====== Task data ======
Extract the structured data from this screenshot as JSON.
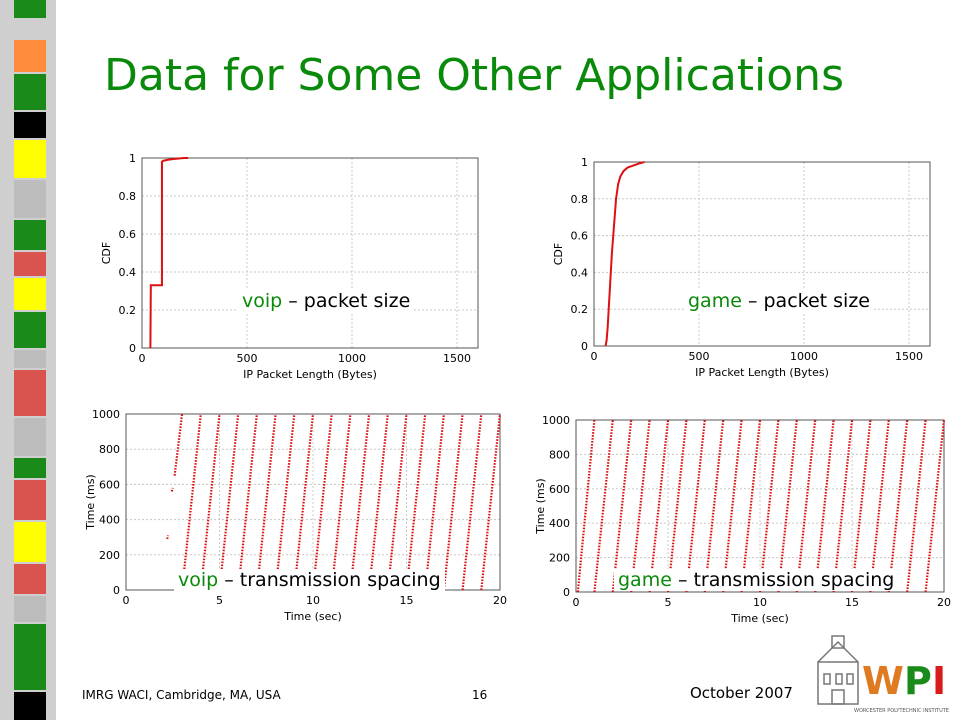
{
  "title": "Data for Some Other Applications",
  "footer": {
    "left": "IMRG WACI, Cambridge, MA, USA",
    "page": "16",
    "date": "October 2007"
  },
  "logo": {
    "text": "WPI",
    "subtitle": "WORCESTER POLYTECHNIC INSTITUTE"
  },
  "colors": {
    "title": "#0a8a0a",
    "data": "#dd1111",
    "app_label": "#0a8a0a"
  },
  "chart_data": [
    {
      "type": "line",
      "caption": {
        "app": "voip",
        "rest": " – packet size"
      },
      "xlabel": "IP Packet Length (Bytes)",
      "ylabel": "CDF",
      "xlim": [
        0,
        1600
      ],
      "ylim": [
        0,
        1
      ],
      "xticks": [
        0,
        500,
        1000,
        1500
      ],
      "yticks": [
        0,
        0.2,
        0.4,
        0.6,
        0.8,
        1
      ],
      "ytick_labels": [
        "0",
        "0.2",
        "0.4",
        "0.6",
        "0.8",
        "1"
      ],
      "grid": true,
      "series": [
        {
          "x": [
            40,
            42,
            42,
            50,
            95,
            95,
            100,
            120,
            150,
            200,
            220
          ],
          "y": [
            0,
            0.33,
            0.33,
            0.33,
            0.33,
            0.98,
            0.985,
            0.99,
            0.995,
            1.0,
            1.0
          ]
        }
      ]
    },
    {
      "type": "line",
      "caption": {
        "app": "game",
        "rest": " – packet size"
      },
      "xlabel": "IP Packet Length (Bytes)",
      "ylabel": "CDF",
      "xlim": [
        0,
        1600
      ],
      "ylim": [
        0,
        1
      ],
      "xticks": [
        0,
        500,
        1000,
        1500
      ],
      "yticks": [
        0,
        0.2,
        0.4,
        0.6,
        0.8,
        1
      ],
      "ytick_labels": [
        "0",
        "0.2",
        "0.4",
        "0.6",
        "0.8",
        "1"
      ],
      "grid": true,
      "series": [
        {
          "x": [
            55,
            60,
            65,
            75,
            85,
            95,
            105,
            115,
            125,
            140,
            160,
            185,
            210,
            240
          ],
          "y": [
            0,
            0.03,
            0.1,
            0.3,
            0.5,
            0.65,
            0.8,
            0.88,
            0.92,
            0.95,
            0.97,
            0.98,
            0.99,
            1.0
          ]
        }
      ]
    },
    {
      "type": "scatter",
      "caption": {
        "app": "voip",
        "rest": " – transmission spacing"
      },
      "xlabel": "Time (sec)",
      "ylabel": "Time (ms)",
      "xlim": [
        0,
        20
      ],
      "ylim": [
        0,
        1000
      ],
      "xticks": [
        0,
        5,
        10,
        15,
        20
      ],
      "yticks": [
        0,
        200,
        400,
        600,
        800,
        1000
      ],
      "grid": true,
      "period_ms": 1000,
      "segments": [
        {
          "x0": 2.2,
          "x1": 2.25,
          "y0": 290,
          "y1": 310
        },
        {
          "x0": 2.45,
          "x1": 2.5,
          "y0": 560,
          "y1": 580
        },
        {
          "x0": 2.6,
          "x1": 3.0,
          "y0": 650,
          "y1": 1000
        },
        {
          "x0": 3.0,
          "x1": 4.0,
          "y0": 0,
          "y1": 1000
        },
        {
          "x0": 4.0,
          "x1": 5.0,
          "y0": 0,
          "y1": 1000
        },
        {
          "x0": 5.0,
          "x1": 6.0,
          "y0": 0,
          "y1": 1000
        },
        {
          "x0": 6.0,
          "x1": 7.0,
          "y0": 0,
          "y1": 1000
        },
        {
          "x0": 7.0,
          "x1": 8.0,
          "y0": 0,
          "y1": 1000
        },
        {
          "x0": 8.0,
          "x1": 9.0,
          "y0": 0,
          "y1": 1000
        },
        {
          "x0": 9.0,
          "x1": 10.0,
          "y0": 0,
          "y1": 1000
        },
        {
          "x0": 10.0,
          "x1": 11.0,
          "y0": 0,
          "y1": 1000
        },
        {
          "x0": 11.0,
          "x1": 12.0,
          "y0": 0,
          "y1": 1000
        },
        {
          "x0": 12.0,
          "x1": 13.0,
          "y0": 0,
          "y1": 1000
        },
        {
          "x0": 13.0,
          "x1": 14.0,
          "y0": 0,
          "y1": 1000
        },
        {
          "x0": 14.0,
          "x1": 15.0,
          "y0": 0,
          "y1": 1000
        },
        {
          "x0": 15.0,
          "x1": 16.0,
          "y0": 0,
          "y1": 1000
        },
        {
          "x0": 16.0,
          "x1": 17.0,
          "y0": 0,
          "y1": 1000
        },
        {
          "x0": 17.0,
          "x1": 18.0,
          "y0": 0,
          "y1": 1000
        },
        {
          "x0": 18.0,
          "x1": 19.0,
          "y0": 0,
          "y1": 1000
        },
        {
          "x0": 19.0,
          "x1": 20.0,
          "y0": 0,
          "y1": 1000
        }
      ]
    },
    {
      "type": "scatter",
      "caption": {
        "app": "game",
        "rest": " – transmission spacing"
      },
      "xlabel": "Time (sec)",
      "ylabel": "Time (ms)",
      "xlim": [
        0,
        20
      ],
      "ylim": [
        0,
        1000
      ],
      "xticks": [
        0,
        5,
        10,
        15,
        20
      ],
      "yticks": [
        0,
        200,
        400,
        600,
        800,
        1000
      ],
      "grid": true,
      "period_ms": 1000,
      "segments": [
        {
          "x0": 0.1,
          "x1": 1.0,
          "y0": 0,
          "y1": 1000
        },
        {
          "x0": 1.0,
          "x1": 2.0,
          "y0": 0,
          "y1": 1000
        },
        {
          "x0": 2.0,
          "x1": 3.0,
          "y0": 0,
          "y1": 1000
        },
        {
          "x0": 3.0,
          "x1": 4.0,
          "y0": 0,
          "y1": 1000
        },
        {
          "x0": 4.0,
          "x1": 5.0,
          "y0": 0,
          "y1": 1000
        },
        {
          "x0": 5.0,
          "x1": 6.0,
          "y0": 0,
          "y1": 1000
        },
        {
          "x0": 6.0,
          "x1": 7.0,
          "y0": 0,
          "y1": 1000
        },
        {
          "x0": 7.0,
          "x1": 8.0,
          "y0": 0,
          "y1": 1000
        },
        {
          "x0": 8.0,
          "x1": 9.0,
          "y0": 0,
          "y1": 1000
        },
        {
          "x0": 9.0,
          "x1": 10.0,
          "y0": 0,
          "y1": 1000
        },
        {
          "x0": 10.0,
          "x1": 11.0,
          "y0": 0,
          "y1": 1000
        },
        {
          "x0": 11.0,
          "x1": 12.0,
          "y0": 0,
          "y1": 1000
        },
        {
          "x0": 12.0,
          "x1": 13.0,
          "y0": 0,
          "y1": 1000
        },
        {
          "x0": 13.0,
          "x1": 14.0,
          "y0": 0,
          "y1": 1000
        },
        {
          "x0": 14.0,
          "x1": 15.0,
          "y0": 0,
          "y1": 1000
        },
        {
          "x0": 15.0,
          "x1": 16.0,
          "y0": 0,
          "y1": 1000
        },
        {
          "x0": 16.0,
          "x1": 17.0,
          "y0": 0,
          "y1": 1000
        },
        {
          "x0": 17.0,
          "x1": 18.0,
          "y0": 0,
          "y1": 1000
        },
        {
          "x0": 18.0,
          "x1": 19.0,
          "y0": 0,
          "y1": 1000
        },
        {
          "x0": 19.0,
          "x1": 20.0,
          "y0": 0,
          "y1": 1000
        }
      ]
    }
  ]
}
======
**Goal of the exercise:** Set the pictures aside and transcribe the data above exactly.

**Result for this task:**
Extract the structured data from this screenshot as JSON.
{
  "title": "Data for Some Other Applications",
  "footer": {
    "left": "IMRG WACI, Cambridge, MA, USA",
    "page": "16",
    "date": "October 2007"
  },
  "logo": {
    "text": "WPI",
    "subtitle": "WORCESTER POLYTECHNIC INSTITUTE"
  },
  "colors": {
    "title": "#0a8a0a",
    "data": "#dd1111",
    "app_label": "#0a8a0a"
  },
  "chart_data": [
    {
      "type": "line",
      "caption": {
        "app": "voip",
        "rest": " – packet size"
      },
      "xlabel": "IP Packet Length (Bytes)",
      "ylabel": "CDF",
      "xlim": [
        0,
        1600
      ],
      "ylim": [
        0,
        1
      ],
      "xticks": [
        0,
        500,
        1000,
        1500
      ],
      "yticks": [
        0,
        0.2,
        0.4,
        0.6,
        0.8,
        1
      ],
      "ytick_labels": [
        "0",
        "0.2",
        "0.4",
        "0.6",
        "0.8",
        "1"
      ],
      "grid": true,
      "series": [
        {
          "x": [
            40,
            42,
            42,
            50,
            95,
            95,
            100,
            120,
            150,
            200,
            220
          ],
          "y": [
            0,
            0.33,
            0.33,
            0.33,
            0.33,
            0.98,
            0.985,
            0.99,
            0.995,
            1.0,
            1.0
          ]
        }
      ]
    },
    {
      "type": "line",
      "caption": {
        "app": "game",
        "rest": " – packet size"
      },
      "xlabel": "IP Packet Length (Bytes)",
      "ylabel": "CDF",
      "xlim": [
        0,
        1600
      ],
      "ylim": [
        0,
        1
      ],
      "xticks": [
        0,
        500,
        1000,
        1500
      ],
      "yticks": [
        0,
        0.2,
        0.4,
        0.6,
        0.8,
        1
      ],
      "ytick_labels": [
        "0",
        "0.2",
        "0.4",
        "0.6",
        "0.8",
        "1"
      ],
      "grid": true,
      "series": [
        {
          "x": [
            55,
            60,
            65,
            75,
            85,
            95,
            105,
            115,
            125,
            140,
            160,
            185,
            210,
            240
          ],
          "y": [
            0,
            0.03,
            0.1,
            0.3,
            0.5,
            0.65,
            0.8,
            0.88,
            0.92,
            0.95,
            0.97,
            0.98,
            0.99,
            1.0
          ]
        }
      ]
    },
    {
      "type": "scatter",
      "caption": {
        "app": "voip",
        "rest": " – transmission spacing"
      },
      "xlabel": "Time (sec)",
      "ylabel": "Time (ms)",
      "xlim": [
        0,
        20
      ],
      "ylim": [
        0,
        1000
      ],
      "xticks": [
        0,
        5,
        10,
        15,
        20
      ],
      "yticks": [
        0,
        200,
        400,
        600,
        800,
        1000
      ],
      "grid": true,
      "period_ms": 1000,
      "segments": [
        {
          "x0": 2.2,
          "x1": 2.25,
          "y0": 290,
          "y1": 310
        },
        {
          "x0": 2.45,
          "x1": 2.5,
          "y0": 560,
          "y1": 580
        },
        {
          "x0": 2.6,
          "x1": 3.0,
          "y0": 650,
          "y1": 1000
        },
        {
          "x0": 3.0,
          "x1": 4.0,
          "y0": 0,
          "y1": 1000
        },
        {
          "x0": 4.0,
          "x1": 5.0,
          "y0": 0,
          "y1": 1000
        },
        {
          "x0": 5.0,
          "x1": 6.0,
          "y0": 0,
          "y1": 1000
        },
        {
          "x0": 6.0,
          "x1": 7.0,
          "y0": 0,
          "y1": 1000
        },
        {
          "x0": 7.0,
          "x1": 8.0,
          "y0": 0,
          "y1": 1000
        },
        {
          "x0": 8.0,
          "x1": 9.0,
          "y0": 0,
          "y1": 1000
        },
        {
          "x0": 9.0,
          "x1": 10.0,
          "y0": 0,
          "y1": 1000
        },
        {
          "x0": 10.0,
          "x1": 11.0,
          "y0": 0,
          "y1": 1000
        },
        {
          "x0": 11.0,
          "x1": 12.0,
          "y0": 0,
          "y1": 1000
        },
        {
          "x0": 12.0,
          "x1": 13.0,
          "y0": 0,
          "y1": 1000
        },
        {
          "x0": 13.0,
          "x1": 14.0,
          "y0": 0,
          "y1": 1000
        },
        {
          "x0": 14.0,
          "x1": 15.0,
          "y0": 0,
          "y1": 1000
        },
        {
          "x0": 15.0,
          "x1": 16.0,
          "y0": 0,
          "y1": 1000
        },
        {
          "x0": 16.0,
          "x1": 17.0,
          "y0": 0,
          "y1": 1000
        },
        {
          "x0": 17.0,
          "x1": 18.0,
          "y0": 0,
          "y1": 1000
        },
        {
          "x0": 18.0,
          "x1": 19.0,
          "y0": 0,
          "y1": 1000
        },
        {
          "x0": 19.0,
          "x1": 20.0,
          "y0": 0,
          "y1": 1000
        }
      ]
    },
    {
      "type": "scatter",
      "caption": {
        "app": "game",
        "rest": " – transmission spacing"
      },
      "xlabel": "Time (sec)",
      "ylabel": "Time (ms)",
      "xlim": [
        0,
        20
      ],
      "ylim": [
        0,
        1000
      ],
      "xticks": [
        0,
        5,
        10,
        15,
        20
      ],
      "yticks": [
        0,
        200,
        400,
        600,
        800,
        1000
      ],
      "grid": true,
      "period_ms": 1000,
      "segments": [
        {
          "x0": 0.1,
          "x1": 1.0,
          "y0": 0,
          "y1": 1000
        },
        {
          "x0": 1.0,
          "x1": 2.0,
          "y0": 0,
          "y1": 1000
        },
        {
          "x0": 2.0,
          "x1": 3.0,
          "y0": 0,
          "y1": 1000
        },
        {
          "x0": 3.0,
          "x1": 4.0,
          "y0": 0,
          "y1": 1000
        },
        {
          "x0": 4.0,
          "x1": 5.0,
          "y0": 0,
          "y1": 1000
        },
        {
          "x0": 5.0,
          "x1": 6.0,
          "y0": 0,
          "y1": 1000
        },
        {
          "x0": 6.0,
          "x1": 7.0,
          "y0": 0,
          "y1": 1000
        },
        {
          "x0": 7.0,
          "x1": 8.0,
          "y0": 0,
          "y1": 1000
        },
        {
          "x0": 8.0,
          "x1": 9.0,
          "y0": 0,
          "y1": 1000
        },
        {
          "x0": 9.0,
          "x1": 10.0,
          "y0": 0,
          "y1": 1000
        },
        {
          "x0": 10.0,
          "x1": 11.0,
          "y0": 0,
          "y1": 1000
        },
        {
          "x0": 11.0,
          "x1": 12.0,
          "y0": 0,
          "y1": 1000
        },
        {
          "x0": 12.0,
          "x1": 13.0,
          "y0": 0,
          "y1": 1000
        },
        {
          "x0": 13.0,
          "x1": 14.0,
          "y0": 0,
          "y1": 1000
        },
        {
          "x0": 14.0,
          "x1": 15.0,
          "y0": 0,
          "y1": 1000
        },
        {
          "x0": 15.0,
          "x1": 16.0,
          "y0": 0,
          "y1": 1000
        },
        {
          "x0": 16.0,
          "x1": 17.0,
          "y0": 0,
          "y1": 1000
        },
        {
          "x0": 17.0,
          "x1": 18.0,
          "y0": 0,
          "y1": 1000
        },
        {
          "x0": 18.0,
          "x1": 19.0,
          "y0": 0,
          "y1": 1000
        },
        {
          "x0": 19.0,
          "x1": 20.0,
          "y0": 0,
          "y1": 1000
        }
      ]
    }
  ]
}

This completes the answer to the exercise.